Exercise directions: Nothing should be left out: output all of the entries exactly.
------ Entries supplied ------
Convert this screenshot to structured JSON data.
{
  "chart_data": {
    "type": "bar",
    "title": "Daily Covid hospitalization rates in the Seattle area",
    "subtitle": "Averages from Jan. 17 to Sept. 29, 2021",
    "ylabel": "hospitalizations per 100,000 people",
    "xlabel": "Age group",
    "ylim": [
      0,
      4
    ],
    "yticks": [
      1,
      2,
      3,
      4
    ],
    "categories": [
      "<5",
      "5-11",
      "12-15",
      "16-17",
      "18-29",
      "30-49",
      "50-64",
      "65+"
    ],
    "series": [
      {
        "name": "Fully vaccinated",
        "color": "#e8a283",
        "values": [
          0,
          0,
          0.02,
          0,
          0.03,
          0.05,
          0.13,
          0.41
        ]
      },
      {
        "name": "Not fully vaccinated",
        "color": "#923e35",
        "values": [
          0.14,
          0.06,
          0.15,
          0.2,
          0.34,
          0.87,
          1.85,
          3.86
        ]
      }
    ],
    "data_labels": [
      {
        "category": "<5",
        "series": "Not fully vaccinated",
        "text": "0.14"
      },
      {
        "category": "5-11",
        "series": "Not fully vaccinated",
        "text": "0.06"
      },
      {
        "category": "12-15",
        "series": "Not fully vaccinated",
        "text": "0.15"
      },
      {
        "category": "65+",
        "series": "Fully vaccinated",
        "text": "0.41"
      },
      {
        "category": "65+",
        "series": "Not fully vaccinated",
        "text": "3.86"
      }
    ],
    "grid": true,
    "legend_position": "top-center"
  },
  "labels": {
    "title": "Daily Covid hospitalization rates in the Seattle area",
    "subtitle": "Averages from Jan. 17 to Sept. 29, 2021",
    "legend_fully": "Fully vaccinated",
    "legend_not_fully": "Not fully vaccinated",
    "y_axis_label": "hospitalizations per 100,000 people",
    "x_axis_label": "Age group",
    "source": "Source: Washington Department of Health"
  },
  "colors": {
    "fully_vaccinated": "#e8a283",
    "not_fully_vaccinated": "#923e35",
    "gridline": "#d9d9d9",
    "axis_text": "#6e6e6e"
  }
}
------
Response:
Convert this screenshot to structured JSON data.
{
  "chart_data": {
    "type": "bar",
    "title": "Daily Covid hospitalization rates in the Seattle area",
    "subtitle": "Averages from Jan. 17 to Sept. 29, 2021",
    "ylabel": "hospitalizations per 100,000 people",
    "xlabel": "Age group",
    "ylim": [
      0,
      4
    ],
    "yticks": [
      1,
      2,
      3,
      4
    ],
    "categories": [
      "<5",
      "5-11",
      "12-15",
      "16-17",
      "18-29",
      "30-49",
      "50-64",
      "65+"
    ],
    "series": [
      {
        "name": "Fully vaccinated",
        "color": "#e8a283",
        "values": [
          0,
          0,
          0.02,
          0,
          0.03,
          0.05,
          0.13,
          0.41
        ]
      },
      {
        "name": "Not fully vaccinated",
        "color": "#923e35",
        "values": [
          0.14,
          0.06,
          0.15,
          0.2,
          0.34,
          0.87,
          1.85,
          3.86
        ]
      }
    ],
    "data_labels": [
      {
        "category": "<5",
        "series": "Not fully vaccinated",
        "text": "0.14"
      },
      {
        "category": "5-11",
        "series": "Not fully vaccinated",
        "text": "0.06"
      },
      {
        "category": "12-15",
        "series": "Not fully vaccinated",
        "text": "0.15"
      },
      {
        "category": "65+",
        "series": "Fully vaccinated",
        "text": "0.41"
      },
      {
        "category": "65+",
        "series": "Not fully vaccinated",
        "text": "3.86"
      }
    ],
    "grid": true,
    "legend_position": "top-center"
  },
  "labels": {
    "title": "Daily Covid hospitalization rates in the Seattle area",
    "subtitle": "Averages from Jan. 17 to Sept. 29, 2021",
    "legend_fully": "Fully vaccinated",
    "legend_not_fully": "Not fully vaccinated",
    "y_axis_label": "hospitalizations per 100,000 people",
    "x_axis_label": "Age group",
    "source": "Source: Washington Department of Health"
  },
  "colors": {
    "fully_vaccinated": "#e8a283",
    "not_fully_vaccinated": "#923e35",
    "gridline": "#d9d9d9",
    "axis_text": "#6e6e6e"
  }
}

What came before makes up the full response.